■ Requirement: Extract each line where the string "growth" shows up.

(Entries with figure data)
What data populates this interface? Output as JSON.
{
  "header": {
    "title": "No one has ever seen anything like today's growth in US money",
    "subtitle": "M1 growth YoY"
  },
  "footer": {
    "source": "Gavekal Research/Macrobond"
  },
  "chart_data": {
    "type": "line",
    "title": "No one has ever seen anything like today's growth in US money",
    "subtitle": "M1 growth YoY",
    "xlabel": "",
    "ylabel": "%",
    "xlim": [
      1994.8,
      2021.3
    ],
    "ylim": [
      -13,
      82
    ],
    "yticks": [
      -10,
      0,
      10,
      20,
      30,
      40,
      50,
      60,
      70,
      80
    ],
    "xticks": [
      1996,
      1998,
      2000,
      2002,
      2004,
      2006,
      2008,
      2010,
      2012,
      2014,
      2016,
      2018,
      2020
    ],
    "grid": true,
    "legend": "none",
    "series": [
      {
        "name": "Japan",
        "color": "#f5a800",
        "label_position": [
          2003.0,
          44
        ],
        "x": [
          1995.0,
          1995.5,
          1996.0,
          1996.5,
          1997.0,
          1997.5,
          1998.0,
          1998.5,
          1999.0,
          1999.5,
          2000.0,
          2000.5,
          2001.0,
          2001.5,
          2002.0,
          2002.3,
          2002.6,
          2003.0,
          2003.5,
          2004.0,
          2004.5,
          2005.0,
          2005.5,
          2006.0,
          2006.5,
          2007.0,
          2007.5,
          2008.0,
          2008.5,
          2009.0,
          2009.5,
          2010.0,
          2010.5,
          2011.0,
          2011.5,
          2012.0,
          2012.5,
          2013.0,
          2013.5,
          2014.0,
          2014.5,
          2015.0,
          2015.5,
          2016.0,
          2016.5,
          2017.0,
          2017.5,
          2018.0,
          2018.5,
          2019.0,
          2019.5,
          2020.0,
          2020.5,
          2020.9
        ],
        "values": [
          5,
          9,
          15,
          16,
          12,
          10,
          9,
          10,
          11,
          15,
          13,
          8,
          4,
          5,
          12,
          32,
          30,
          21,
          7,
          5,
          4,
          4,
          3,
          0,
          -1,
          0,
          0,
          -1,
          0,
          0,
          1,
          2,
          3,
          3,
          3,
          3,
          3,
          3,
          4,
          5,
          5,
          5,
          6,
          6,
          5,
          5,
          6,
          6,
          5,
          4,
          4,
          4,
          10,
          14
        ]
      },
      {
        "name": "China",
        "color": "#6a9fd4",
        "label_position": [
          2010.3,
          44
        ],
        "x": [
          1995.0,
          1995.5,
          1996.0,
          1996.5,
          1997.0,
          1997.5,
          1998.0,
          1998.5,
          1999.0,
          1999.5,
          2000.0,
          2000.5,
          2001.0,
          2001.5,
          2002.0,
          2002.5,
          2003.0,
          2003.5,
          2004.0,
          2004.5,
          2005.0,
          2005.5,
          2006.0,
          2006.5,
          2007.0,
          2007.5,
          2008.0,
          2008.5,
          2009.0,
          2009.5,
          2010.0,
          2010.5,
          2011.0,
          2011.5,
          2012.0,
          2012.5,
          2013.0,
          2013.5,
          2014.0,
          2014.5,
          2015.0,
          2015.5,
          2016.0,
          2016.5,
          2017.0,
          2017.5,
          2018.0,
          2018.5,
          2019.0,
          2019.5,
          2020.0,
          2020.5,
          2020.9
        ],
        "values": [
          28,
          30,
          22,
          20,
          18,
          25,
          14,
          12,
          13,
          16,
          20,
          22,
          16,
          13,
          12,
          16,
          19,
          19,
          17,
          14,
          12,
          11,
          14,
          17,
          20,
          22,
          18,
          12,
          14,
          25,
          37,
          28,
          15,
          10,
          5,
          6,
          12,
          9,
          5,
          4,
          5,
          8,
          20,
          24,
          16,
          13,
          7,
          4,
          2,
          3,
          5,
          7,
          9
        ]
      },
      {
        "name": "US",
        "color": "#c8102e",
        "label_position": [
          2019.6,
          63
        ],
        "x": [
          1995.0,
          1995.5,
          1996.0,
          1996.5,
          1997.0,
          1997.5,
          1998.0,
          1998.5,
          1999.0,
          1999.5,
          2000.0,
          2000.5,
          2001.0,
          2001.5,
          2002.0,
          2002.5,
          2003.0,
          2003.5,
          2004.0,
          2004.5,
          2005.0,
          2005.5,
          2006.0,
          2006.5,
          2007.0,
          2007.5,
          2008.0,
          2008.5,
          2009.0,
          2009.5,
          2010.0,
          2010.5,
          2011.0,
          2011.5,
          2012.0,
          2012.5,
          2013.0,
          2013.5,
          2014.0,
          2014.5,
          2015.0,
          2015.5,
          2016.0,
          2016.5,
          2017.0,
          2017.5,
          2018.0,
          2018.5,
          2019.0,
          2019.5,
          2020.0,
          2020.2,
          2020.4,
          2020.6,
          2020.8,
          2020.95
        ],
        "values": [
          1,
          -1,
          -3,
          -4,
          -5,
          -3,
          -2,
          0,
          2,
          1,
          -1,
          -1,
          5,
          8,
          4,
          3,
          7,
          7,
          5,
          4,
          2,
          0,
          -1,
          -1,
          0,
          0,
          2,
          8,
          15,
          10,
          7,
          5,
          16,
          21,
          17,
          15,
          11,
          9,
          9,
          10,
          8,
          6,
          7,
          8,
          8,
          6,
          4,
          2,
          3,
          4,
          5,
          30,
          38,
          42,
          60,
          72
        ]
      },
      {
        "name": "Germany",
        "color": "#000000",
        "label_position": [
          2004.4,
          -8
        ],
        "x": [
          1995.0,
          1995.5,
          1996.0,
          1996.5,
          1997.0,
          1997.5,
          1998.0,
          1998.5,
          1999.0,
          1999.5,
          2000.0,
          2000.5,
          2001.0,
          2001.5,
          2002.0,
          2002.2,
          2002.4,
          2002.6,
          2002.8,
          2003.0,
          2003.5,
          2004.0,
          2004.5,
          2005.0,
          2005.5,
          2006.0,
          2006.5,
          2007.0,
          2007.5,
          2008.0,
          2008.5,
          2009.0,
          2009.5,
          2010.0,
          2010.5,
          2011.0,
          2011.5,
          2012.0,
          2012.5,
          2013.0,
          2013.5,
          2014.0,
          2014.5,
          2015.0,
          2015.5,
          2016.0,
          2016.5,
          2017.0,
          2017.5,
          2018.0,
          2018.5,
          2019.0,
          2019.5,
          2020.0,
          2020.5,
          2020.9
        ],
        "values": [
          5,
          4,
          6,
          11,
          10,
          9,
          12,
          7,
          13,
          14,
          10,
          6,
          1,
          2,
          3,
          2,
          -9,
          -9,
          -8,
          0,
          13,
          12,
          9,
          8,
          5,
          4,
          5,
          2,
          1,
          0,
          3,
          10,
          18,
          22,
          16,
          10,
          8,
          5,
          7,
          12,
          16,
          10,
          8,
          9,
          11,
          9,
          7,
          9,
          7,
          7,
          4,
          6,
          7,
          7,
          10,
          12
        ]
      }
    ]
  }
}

■ The response:
    "title": "No one has ever seen anything like today's growth in US money",
    "subtitle": "M1 growth YoY"
    "title": "No one has ever seen anything like today's growth in US money",
    "subtitle": "M1 growth YoY",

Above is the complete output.